Task input:

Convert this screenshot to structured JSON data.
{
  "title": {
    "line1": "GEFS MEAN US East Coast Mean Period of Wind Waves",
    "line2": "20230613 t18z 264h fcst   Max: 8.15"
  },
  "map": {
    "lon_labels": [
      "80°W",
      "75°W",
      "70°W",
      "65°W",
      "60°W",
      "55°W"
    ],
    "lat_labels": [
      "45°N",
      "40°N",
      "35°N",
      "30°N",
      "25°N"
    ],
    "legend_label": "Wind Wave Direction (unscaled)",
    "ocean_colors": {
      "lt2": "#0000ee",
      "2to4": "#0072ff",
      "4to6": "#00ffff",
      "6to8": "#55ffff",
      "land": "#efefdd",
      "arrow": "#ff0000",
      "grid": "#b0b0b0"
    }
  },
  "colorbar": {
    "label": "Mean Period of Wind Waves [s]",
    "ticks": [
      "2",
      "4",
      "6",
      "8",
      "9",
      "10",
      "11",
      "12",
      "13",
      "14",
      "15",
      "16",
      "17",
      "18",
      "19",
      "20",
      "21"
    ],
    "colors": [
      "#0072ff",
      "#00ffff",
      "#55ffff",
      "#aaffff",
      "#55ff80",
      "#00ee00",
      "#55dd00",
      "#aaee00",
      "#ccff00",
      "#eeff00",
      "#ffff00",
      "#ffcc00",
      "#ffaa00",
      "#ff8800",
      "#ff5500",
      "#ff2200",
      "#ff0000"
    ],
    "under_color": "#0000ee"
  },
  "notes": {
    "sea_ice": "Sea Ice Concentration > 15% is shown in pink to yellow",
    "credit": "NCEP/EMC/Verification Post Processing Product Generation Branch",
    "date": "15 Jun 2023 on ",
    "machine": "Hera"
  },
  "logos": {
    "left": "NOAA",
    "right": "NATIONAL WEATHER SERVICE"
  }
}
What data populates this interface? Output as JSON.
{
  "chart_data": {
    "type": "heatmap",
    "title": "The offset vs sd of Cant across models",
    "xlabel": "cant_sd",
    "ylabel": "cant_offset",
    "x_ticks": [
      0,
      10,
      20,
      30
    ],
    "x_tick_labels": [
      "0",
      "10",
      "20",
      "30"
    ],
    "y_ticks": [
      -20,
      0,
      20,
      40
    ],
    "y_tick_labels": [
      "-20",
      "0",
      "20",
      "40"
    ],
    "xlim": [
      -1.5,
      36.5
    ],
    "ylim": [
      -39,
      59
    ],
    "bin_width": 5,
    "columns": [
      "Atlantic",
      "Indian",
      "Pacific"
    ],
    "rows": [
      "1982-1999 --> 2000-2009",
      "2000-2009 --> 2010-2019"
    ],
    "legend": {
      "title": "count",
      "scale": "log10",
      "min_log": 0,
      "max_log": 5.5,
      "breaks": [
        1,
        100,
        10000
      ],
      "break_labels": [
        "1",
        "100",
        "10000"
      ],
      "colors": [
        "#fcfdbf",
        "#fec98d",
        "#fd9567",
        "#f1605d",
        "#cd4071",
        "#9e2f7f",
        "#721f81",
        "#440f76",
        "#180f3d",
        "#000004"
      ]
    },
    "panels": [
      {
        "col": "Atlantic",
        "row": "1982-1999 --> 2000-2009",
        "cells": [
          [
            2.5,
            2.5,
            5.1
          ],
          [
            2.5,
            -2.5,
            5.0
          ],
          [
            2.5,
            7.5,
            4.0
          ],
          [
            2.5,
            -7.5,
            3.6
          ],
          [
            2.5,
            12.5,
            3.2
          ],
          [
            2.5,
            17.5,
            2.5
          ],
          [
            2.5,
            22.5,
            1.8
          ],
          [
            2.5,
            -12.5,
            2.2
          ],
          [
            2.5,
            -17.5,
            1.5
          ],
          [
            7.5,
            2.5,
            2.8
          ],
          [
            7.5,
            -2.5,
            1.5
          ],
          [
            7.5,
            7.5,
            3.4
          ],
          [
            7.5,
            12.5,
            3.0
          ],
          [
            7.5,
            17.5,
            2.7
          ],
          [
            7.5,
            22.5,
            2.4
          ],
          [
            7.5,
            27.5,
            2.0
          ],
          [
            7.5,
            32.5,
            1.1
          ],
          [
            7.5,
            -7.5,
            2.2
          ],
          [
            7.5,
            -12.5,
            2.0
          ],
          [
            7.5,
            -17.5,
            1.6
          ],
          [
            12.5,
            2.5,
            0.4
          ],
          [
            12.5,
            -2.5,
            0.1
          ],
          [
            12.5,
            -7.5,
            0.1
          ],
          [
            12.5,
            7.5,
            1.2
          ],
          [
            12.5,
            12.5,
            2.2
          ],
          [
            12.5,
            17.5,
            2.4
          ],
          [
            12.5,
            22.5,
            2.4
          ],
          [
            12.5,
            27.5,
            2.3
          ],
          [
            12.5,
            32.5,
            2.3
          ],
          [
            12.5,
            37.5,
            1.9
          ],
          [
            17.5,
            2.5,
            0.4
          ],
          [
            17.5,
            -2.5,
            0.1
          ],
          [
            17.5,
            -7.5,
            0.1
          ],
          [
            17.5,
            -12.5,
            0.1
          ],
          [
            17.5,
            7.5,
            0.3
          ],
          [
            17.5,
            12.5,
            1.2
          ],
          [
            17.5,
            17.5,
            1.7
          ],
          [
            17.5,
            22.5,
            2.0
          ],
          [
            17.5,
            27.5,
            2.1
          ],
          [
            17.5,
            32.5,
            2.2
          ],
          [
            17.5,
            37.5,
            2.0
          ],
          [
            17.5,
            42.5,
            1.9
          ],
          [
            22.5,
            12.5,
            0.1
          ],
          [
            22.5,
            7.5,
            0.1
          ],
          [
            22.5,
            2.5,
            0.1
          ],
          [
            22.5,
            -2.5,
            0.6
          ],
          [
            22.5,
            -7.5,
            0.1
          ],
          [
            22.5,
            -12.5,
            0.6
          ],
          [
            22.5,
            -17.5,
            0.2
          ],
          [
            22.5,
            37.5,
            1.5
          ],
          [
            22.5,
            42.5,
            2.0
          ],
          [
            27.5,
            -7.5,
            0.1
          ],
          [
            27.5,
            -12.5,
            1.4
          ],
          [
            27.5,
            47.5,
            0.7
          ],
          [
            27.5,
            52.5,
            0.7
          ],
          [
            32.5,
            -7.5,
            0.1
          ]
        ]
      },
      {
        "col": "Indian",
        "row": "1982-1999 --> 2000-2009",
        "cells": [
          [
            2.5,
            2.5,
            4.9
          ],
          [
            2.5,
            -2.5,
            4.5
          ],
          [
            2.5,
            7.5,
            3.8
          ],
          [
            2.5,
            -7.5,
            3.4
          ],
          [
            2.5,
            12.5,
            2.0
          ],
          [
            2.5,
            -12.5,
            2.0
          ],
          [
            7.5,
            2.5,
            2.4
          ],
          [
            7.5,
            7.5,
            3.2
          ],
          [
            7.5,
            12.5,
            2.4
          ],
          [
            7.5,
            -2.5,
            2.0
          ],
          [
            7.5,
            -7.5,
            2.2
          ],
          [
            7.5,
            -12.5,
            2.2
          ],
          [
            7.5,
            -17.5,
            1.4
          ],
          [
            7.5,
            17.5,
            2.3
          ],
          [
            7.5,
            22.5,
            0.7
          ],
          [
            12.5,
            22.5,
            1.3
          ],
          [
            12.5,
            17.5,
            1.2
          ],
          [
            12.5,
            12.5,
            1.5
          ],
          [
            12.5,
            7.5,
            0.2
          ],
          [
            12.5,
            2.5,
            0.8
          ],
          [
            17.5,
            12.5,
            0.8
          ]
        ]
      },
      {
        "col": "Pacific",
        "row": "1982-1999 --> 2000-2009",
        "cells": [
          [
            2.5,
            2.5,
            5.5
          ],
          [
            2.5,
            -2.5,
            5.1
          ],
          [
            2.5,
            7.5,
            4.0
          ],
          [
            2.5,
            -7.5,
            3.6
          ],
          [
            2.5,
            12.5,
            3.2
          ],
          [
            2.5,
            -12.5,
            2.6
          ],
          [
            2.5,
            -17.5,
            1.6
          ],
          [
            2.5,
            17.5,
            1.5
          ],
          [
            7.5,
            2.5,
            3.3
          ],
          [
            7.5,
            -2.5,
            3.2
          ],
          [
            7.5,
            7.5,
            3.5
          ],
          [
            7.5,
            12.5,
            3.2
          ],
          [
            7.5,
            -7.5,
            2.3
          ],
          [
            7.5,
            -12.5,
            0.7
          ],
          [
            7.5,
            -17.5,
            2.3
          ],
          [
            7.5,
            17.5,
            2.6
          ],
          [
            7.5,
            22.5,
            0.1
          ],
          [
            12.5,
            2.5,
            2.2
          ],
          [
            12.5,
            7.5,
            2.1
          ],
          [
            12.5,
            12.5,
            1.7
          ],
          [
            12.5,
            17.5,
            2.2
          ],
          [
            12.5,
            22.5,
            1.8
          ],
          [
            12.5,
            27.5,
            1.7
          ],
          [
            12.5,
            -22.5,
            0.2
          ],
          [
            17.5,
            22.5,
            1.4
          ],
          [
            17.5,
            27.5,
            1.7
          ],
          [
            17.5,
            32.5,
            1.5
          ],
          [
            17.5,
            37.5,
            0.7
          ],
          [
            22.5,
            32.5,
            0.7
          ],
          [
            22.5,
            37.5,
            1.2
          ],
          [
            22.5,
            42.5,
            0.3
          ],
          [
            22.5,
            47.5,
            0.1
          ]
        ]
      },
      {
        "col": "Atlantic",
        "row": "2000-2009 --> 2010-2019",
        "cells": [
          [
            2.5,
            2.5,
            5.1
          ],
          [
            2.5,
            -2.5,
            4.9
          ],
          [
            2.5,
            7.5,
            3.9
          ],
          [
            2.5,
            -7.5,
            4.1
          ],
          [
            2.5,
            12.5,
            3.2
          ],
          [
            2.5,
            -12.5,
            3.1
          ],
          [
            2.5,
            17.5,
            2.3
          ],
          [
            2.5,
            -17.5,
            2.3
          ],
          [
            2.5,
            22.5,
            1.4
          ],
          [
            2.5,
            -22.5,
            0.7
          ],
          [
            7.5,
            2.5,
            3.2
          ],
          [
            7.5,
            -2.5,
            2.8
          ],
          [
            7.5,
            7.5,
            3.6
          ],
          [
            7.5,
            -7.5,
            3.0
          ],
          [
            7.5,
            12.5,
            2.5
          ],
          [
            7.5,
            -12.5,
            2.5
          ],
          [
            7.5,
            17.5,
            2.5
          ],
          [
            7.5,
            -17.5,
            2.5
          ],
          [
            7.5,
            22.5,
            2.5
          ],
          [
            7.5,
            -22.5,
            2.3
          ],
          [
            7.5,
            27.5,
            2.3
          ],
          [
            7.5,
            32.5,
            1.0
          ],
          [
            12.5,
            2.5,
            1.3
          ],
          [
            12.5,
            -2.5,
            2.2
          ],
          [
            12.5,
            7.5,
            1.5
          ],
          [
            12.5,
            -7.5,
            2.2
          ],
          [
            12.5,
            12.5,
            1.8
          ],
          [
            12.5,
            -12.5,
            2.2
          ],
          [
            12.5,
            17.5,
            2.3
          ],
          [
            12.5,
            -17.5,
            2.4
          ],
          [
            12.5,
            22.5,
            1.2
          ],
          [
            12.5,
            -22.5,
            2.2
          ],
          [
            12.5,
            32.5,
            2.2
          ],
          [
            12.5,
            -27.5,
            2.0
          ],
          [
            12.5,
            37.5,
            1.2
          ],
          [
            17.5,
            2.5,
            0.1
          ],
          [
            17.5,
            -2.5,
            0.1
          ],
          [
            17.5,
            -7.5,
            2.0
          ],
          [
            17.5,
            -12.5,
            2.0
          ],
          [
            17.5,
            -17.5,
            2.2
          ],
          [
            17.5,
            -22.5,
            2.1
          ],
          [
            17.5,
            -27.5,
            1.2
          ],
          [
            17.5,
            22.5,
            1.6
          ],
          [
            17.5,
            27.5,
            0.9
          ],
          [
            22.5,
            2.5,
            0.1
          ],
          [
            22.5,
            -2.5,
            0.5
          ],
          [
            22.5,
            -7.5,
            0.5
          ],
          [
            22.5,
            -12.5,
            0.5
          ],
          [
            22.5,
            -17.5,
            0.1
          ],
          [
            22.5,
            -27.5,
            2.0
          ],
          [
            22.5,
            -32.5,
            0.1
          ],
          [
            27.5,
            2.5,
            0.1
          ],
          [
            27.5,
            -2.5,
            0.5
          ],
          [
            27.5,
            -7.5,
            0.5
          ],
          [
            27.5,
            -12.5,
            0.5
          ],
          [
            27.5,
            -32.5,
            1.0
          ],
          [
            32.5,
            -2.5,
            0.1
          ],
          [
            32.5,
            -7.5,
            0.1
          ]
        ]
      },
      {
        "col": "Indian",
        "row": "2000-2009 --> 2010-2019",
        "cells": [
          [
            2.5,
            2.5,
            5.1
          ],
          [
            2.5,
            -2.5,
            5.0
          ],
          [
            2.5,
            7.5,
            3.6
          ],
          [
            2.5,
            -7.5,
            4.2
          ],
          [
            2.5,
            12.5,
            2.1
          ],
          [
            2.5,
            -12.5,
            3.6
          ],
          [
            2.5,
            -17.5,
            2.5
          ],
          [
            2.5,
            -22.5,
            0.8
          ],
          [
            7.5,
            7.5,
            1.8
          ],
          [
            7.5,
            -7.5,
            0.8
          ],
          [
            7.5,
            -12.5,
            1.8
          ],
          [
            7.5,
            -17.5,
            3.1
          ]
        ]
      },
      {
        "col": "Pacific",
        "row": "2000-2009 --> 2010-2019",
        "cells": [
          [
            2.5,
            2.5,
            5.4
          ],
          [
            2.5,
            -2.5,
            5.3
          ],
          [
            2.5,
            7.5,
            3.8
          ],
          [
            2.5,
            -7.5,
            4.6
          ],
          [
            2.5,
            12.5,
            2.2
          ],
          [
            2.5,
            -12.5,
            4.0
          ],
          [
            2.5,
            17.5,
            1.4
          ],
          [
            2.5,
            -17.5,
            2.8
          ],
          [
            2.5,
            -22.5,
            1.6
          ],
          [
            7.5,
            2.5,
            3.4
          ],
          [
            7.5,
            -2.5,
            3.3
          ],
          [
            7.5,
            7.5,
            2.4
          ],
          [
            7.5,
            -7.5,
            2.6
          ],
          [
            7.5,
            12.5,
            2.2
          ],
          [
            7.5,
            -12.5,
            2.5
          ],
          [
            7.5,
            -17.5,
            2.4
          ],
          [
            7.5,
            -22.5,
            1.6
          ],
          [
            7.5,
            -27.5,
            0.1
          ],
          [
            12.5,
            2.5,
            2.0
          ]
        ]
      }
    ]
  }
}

Task brief: Work out how many lines in the records above hold the string "Wind", then give only that count.

Result for this task: 3